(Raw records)
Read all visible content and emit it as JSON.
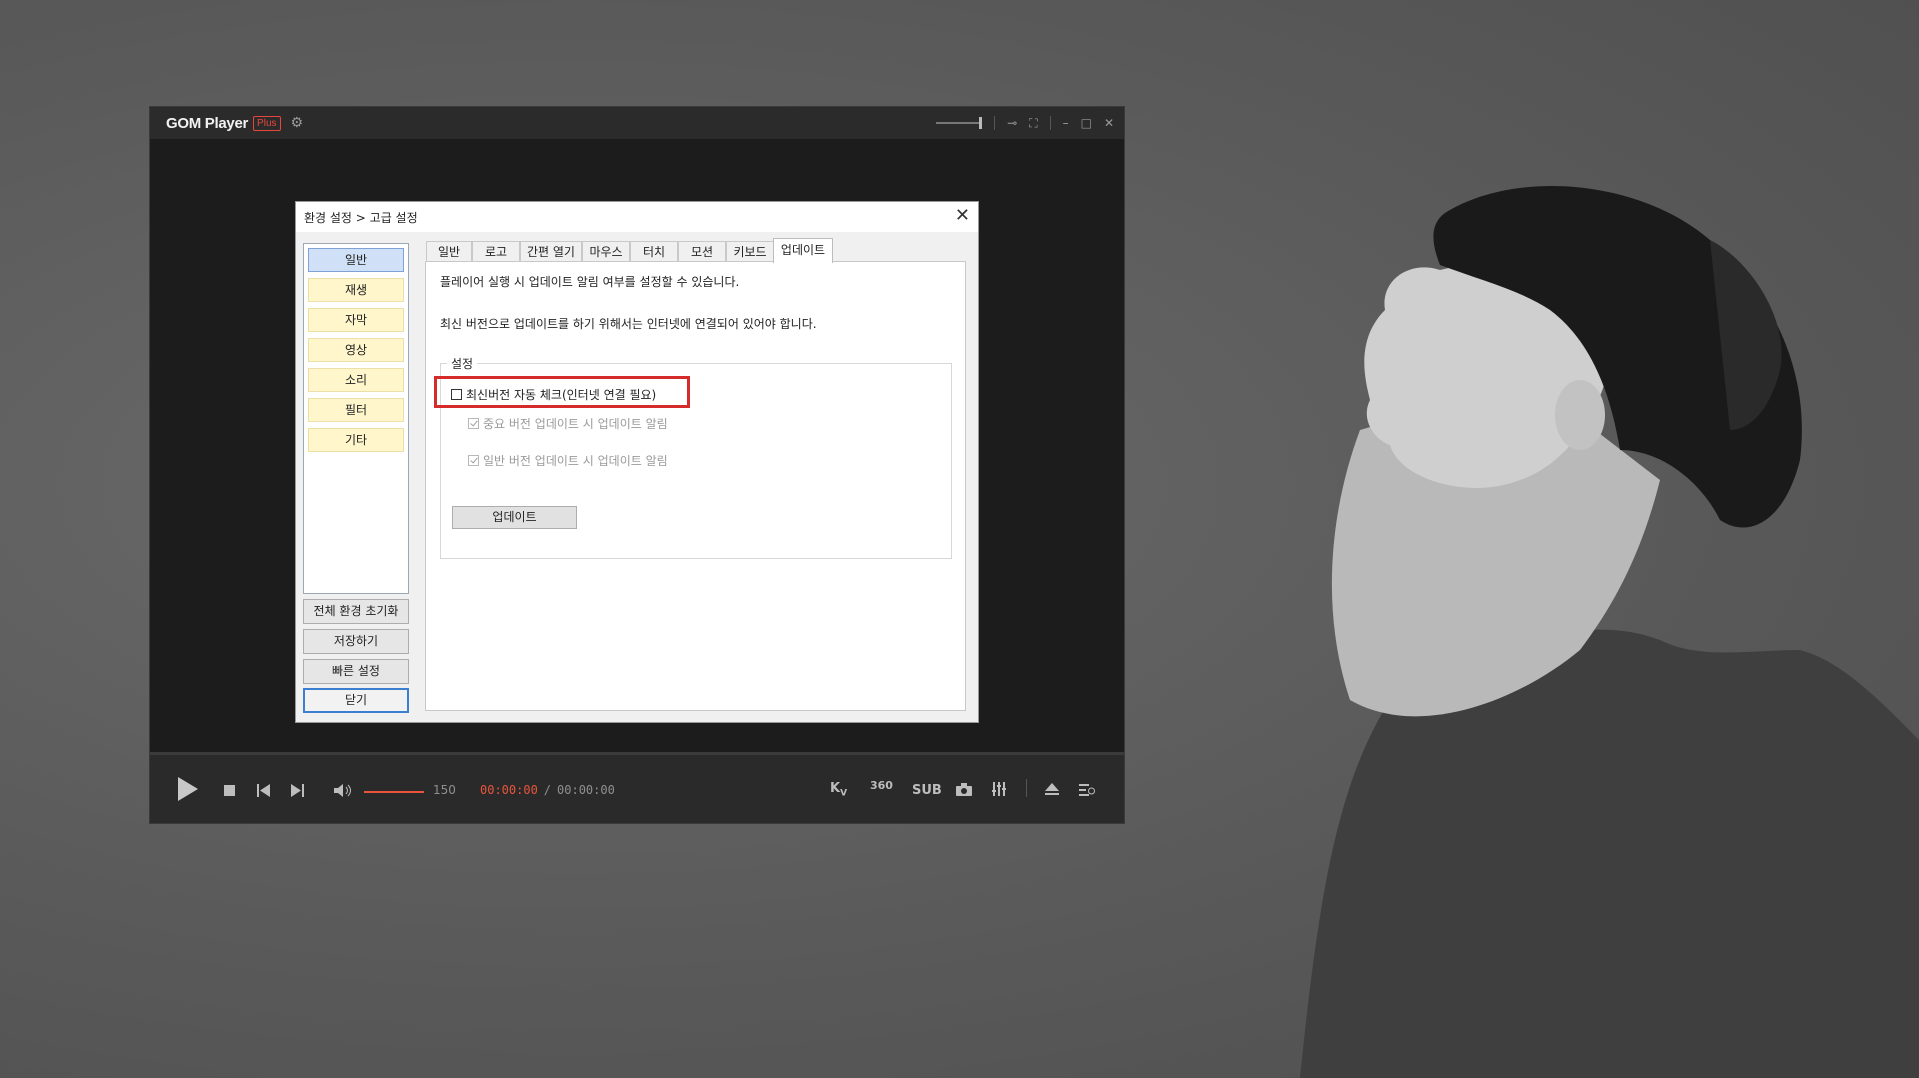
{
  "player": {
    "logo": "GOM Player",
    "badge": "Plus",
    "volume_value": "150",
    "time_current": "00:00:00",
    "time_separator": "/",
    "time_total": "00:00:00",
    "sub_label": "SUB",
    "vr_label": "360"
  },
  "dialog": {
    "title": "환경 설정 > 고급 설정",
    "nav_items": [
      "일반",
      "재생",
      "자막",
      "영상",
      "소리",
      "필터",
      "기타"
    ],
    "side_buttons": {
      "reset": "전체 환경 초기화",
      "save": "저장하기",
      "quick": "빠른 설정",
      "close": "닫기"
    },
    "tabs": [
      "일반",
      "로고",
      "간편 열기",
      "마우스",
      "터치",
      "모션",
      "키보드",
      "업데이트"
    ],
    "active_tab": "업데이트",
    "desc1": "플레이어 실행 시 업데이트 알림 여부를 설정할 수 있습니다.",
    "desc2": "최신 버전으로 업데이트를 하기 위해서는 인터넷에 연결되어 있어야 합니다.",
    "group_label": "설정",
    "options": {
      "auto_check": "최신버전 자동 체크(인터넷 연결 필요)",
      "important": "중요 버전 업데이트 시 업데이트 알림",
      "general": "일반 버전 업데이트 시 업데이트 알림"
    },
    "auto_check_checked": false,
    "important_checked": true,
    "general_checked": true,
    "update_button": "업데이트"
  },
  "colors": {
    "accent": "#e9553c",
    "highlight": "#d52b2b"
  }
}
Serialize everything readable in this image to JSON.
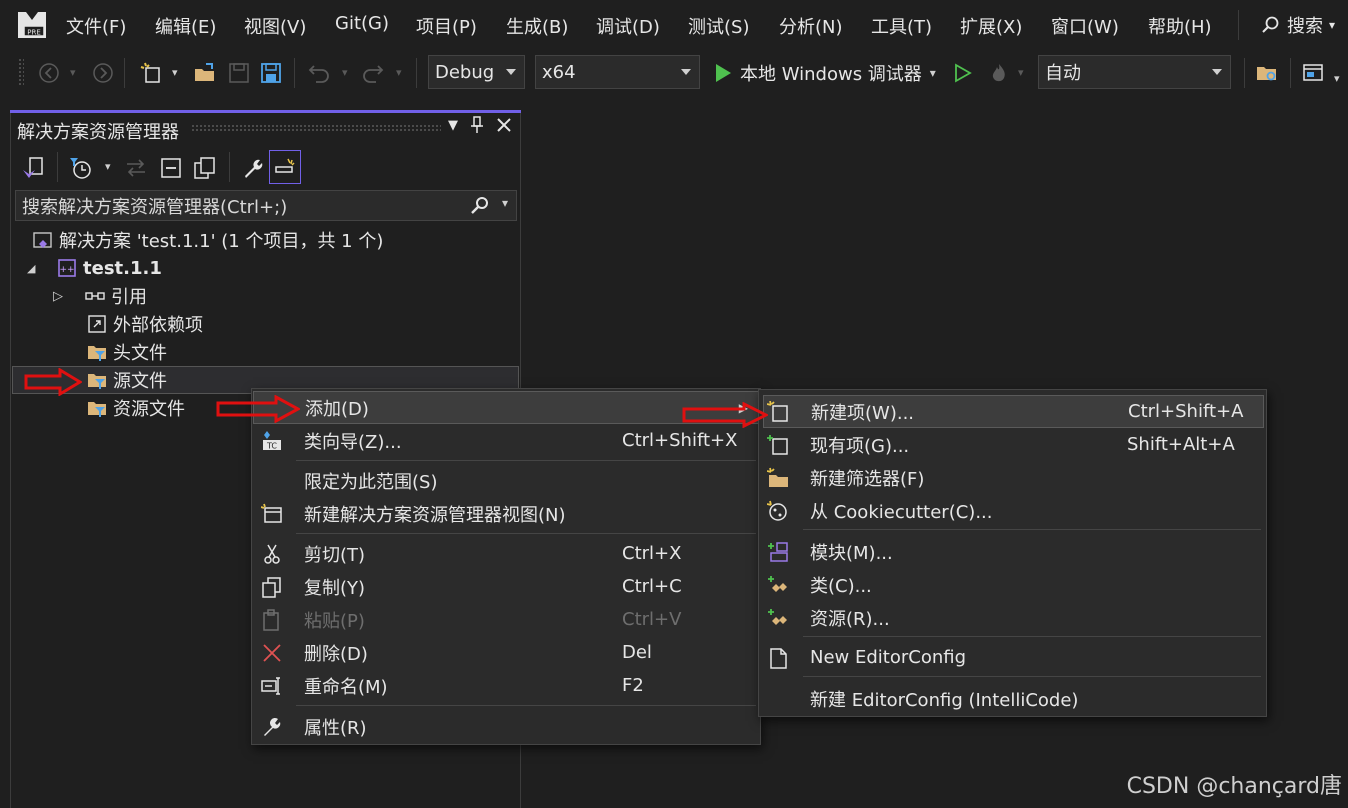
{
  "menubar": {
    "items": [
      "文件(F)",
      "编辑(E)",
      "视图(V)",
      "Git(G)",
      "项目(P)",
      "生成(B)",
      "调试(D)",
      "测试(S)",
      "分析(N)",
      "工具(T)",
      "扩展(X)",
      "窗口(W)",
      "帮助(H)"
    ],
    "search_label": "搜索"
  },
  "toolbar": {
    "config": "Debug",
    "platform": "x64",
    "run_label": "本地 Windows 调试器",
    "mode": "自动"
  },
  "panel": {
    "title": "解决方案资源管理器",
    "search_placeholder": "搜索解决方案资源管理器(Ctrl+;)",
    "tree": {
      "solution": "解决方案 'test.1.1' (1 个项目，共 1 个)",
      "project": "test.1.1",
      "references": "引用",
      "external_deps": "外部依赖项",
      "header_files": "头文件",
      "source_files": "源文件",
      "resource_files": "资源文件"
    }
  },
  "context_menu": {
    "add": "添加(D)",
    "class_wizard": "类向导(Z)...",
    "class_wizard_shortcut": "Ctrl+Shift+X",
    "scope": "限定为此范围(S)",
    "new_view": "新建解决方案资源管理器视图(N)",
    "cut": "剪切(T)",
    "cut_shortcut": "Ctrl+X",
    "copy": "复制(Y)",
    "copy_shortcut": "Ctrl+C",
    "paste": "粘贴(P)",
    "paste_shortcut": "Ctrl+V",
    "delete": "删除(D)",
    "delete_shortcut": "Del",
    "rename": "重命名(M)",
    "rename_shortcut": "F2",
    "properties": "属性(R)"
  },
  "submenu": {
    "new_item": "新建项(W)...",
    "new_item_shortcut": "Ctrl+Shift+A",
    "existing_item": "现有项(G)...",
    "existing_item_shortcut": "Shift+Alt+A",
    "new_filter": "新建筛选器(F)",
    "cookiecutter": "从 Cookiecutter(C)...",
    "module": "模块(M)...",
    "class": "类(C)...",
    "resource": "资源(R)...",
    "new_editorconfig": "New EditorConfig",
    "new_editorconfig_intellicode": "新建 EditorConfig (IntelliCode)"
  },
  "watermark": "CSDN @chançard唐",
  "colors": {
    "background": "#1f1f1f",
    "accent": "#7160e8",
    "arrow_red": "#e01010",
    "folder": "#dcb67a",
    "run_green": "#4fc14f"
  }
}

* * *

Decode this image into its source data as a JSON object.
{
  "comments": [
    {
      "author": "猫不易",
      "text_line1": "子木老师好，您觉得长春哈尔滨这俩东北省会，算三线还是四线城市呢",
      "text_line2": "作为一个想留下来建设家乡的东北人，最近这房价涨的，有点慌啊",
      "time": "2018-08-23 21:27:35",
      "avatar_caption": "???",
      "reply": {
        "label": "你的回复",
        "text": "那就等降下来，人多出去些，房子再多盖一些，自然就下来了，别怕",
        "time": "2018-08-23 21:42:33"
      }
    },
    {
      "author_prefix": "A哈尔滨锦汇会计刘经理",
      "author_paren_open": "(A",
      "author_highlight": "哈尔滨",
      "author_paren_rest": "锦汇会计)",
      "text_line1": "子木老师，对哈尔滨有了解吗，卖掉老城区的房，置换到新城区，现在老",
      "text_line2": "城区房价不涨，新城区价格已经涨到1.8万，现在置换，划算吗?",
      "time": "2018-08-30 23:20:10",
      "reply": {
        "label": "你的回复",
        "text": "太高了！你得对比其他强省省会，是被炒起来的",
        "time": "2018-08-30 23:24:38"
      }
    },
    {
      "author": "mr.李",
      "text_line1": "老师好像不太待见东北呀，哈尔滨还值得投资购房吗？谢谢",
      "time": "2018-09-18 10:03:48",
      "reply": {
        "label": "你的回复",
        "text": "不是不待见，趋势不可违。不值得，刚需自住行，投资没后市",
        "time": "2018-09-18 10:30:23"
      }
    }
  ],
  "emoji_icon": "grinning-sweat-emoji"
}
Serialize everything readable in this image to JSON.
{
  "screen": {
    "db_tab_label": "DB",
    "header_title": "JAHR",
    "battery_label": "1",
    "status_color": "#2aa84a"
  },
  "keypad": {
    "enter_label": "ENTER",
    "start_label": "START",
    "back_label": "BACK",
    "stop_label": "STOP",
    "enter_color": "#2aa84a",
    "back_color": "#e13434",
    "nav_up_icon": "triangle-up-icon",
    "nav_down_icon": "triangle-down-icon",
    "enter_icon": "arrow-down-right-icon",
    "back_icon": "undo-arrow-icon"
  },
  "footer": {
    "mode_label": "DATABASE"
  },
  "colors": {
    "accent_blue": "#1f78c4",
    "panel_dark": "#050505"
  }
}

JOB: Search the lines for "EditorConfig". Copy each line that has it.

OUTPUT FOR THIS TASK:
    "new_editorconfig": "New EditorConfig",
    "new_editorconfig_intellicode": "新建 EditorConfig (IntelliCode)"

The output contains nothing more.